**Problem to solve**
From the entries below, pull out each line where "JSON" appears.

--- Begin Supplied material ---

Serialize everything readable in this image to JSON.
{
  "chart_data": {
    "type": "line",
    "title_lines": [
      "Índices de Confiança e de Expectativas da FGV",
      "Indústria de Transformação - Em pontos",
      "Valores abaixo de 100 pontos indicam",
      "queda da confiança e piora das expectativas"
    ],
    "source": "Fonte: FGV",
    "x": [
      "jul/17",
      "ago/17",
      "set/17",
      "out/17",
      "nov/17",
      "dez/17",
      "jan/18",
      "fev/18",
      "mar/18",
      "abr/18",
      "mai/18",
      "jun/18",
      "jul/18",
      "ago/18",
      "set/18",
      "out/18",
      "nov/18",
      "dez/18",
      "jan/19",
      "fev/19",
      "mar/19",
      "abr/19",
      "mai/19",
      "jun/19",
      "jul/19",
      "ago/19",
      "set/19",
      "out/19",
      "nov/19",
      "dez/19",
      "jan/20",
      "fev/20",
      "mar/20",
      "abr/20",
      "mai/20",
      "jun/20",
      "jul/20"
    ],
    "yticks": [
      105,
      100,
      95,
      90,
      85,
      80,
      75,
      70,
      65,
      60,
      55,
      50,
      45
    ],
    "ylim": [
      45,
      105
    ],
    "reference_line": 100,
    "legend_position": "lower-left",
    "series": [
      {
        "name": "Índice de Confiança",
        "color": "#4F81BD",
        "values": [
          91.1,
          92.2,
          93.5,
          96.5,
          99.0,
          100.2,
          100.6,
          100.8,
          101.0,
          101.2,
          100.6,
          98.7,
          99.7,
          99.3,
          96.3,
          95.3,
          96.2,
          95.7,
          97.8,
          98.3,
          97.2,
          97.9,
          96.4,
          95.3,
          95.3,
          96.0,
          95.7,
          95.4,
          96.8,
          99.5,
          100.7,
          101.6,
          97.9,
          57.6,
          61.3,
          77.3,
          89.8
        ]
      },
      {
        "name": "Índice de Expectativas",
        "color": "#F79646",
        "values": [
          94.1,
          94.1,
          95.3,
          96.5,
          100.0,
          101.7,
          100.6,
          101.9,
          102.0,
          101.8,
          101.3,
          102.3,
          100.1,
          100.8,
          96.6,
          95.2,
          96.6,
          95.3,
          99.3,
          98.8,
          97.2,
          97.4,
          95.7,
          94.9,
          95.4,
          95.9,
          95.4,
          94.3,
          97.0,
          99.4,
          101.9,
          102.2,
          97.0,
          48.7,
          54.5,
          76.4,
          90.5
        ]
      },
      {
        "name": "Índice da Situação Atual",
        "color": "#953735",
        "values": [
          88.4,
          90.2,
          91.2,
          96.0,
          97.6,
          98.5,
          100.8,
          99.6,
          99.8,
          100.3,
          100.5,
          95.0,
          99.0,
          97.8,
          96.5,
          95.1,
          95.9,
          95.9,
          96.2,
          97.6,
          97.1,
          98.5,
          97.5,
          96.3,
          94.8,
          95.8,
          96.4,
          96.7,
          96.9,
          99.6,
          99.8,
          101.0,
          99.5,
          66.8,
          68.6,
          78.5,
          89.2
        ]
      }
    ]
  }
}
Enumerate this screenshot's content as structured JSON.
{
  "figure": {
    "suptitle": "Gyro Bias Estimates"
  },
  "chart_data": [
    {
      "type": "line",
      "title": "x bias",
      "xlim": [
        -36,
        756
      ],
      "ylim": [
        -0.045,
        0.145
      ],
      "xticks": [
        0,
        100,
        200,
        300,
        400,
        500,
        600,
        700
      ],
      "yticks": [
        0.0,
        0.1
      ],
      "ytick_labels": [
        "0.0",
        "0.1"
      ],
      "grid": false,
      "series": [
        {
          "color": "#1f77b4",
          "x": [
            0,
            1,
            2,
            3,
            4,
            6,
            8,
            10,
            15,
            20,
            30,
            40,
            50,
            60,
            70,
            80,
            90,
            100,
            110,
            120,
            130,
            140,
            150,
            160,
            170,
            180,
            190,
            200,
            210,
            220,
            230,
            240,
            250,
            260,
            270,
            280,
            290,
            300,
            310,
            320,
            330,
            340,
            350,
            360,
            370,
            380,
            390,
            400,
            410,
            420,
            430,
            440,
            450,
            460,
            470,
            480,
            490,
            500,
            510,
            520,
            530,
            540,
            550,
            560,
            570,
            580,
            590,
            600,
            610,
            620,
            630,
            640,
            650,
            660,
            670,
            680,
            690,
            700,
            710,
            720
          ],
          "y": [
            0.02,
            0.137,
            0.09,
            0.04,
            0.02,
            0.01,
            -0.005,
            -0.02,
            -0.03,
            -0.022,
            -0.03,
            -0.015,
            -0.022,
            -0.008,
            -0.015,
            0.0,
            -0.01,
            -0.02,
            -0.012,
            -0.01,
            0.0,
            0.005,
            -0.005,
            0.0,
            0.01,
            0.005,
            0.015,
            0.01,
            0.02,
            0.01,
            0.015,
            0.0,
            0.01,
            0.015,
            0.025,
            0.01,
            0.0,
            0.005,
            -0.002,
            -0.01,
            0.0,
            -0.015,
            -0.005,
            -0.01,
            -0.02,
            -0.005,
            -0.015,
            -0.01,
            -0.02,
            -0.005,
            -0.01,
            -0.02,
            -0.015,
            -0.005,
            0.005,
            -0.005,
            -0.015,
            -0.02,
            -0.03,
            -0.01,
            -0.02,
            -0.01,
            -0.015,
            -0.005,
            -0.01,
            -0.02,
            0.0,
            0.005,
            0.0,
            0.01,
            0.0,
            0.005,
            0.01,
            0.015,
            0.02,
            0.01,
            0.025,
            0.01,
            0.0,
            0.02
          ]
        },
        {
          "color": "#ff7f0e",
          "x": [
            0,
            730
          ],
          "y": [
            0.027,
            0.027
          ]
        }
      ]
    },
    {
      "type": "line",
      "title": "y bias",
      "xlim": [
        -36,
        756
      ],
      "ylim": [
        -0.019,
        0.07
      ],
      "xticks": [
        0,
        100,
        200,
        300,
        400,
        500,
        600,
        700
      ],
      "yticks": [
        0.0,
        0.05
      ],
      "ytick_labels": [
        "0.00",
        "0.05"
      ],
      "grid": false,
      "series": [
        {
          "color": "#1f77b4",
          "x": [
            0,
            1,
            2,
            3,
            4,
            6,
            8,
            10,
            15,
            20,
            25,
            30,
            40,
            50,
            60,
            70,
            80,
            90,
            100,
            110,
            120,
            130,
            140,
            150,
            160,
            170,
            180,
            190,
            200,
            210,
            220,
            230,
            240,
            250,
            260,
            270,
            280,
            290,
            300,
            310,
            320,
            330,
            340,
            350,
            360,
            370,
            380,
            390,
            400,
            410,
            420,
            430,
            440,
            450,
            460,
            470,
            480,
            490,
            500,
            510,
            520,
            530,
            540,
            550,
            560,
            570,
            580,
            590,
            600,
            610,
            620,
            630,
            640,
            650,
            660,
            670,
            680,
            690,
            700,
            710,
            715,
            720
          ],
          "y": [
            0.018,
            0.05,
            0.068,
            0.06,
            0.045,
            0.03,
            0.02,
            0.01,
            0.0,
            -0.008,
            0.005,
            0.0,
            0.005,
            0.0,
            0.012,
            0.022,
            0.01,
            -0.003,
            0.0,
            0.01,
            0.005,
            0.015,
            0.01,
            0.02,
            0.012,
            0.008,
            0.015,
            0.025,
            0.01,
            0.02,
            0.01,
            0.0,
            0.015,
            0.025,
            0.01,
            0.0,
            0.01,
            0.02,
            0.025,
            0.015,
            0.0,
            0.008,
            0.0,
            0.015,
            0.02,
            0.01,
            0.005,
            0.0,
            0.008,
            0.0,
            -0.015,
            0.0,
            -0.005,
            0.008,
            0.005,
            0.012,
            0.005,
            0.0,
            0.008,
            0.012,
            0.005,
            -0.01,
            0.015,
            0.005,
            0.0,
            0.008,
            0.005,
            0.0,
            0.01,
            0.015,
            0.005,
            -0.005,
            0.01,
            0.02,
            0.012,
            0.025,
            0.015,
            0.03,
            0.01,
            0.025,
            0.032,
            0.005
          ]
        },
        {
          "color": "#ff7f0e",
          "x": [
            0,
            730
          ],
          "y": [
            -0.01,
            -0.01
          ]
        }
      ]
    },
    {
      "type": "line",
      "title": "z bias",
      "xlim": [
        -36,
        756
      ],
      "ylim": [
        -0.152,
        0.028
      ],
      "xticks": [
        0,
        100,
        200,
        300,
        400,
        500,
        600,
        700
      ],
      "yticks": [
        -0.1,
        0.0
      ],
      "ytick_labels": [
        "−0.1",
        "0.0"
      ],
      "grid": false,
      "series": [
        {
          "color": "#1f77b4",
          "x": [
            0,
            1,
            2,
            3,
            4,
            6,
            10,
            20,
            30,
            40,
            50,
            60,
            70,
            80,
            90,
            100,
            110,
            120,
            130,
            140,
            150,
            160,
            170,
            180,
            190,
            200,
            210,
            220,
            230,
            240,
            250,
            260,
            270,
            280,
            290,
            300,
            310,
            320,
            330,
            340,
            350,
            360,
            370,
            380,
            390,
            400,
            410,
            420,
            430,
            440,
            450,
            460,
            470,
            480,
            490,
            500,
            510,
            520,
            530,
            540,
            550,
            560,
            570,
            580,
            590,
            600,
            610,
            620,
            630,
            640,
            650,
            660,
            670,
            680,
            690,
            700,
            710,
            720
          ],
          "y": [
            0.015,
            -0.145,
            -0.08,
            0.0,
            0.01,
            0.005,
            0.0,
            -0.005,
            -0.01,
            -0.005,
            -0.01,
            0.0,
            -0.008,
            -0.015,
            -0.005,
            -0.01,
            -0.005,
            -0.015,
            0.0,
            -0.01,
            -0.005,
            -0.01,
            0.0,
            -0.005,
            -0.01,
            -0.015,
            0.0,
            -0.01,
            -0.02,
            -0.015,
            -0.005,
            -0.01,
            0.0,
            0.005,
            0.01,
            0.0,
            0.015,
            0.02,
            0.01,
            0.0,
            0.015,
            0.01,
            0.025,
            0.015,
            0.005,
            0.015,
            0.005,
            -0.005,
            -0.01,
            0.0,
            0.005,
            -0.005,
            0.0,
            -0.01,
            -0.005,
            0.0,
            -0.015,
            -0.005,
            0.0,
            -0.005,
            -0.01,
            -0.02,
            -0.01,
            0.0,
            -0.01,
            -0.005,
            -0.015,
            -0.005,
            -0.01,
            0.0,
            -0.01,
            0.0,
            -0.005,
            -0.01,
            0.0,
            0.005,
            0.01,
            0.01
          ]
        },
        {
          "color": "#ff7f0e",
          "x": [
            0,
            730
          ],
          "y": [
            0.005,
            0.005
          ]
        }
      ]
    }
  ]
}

--- End Supplied material ---

**Result**
Serialize everything readable in this image to JSON.
Enumerate this screenshot's content as structured JSON.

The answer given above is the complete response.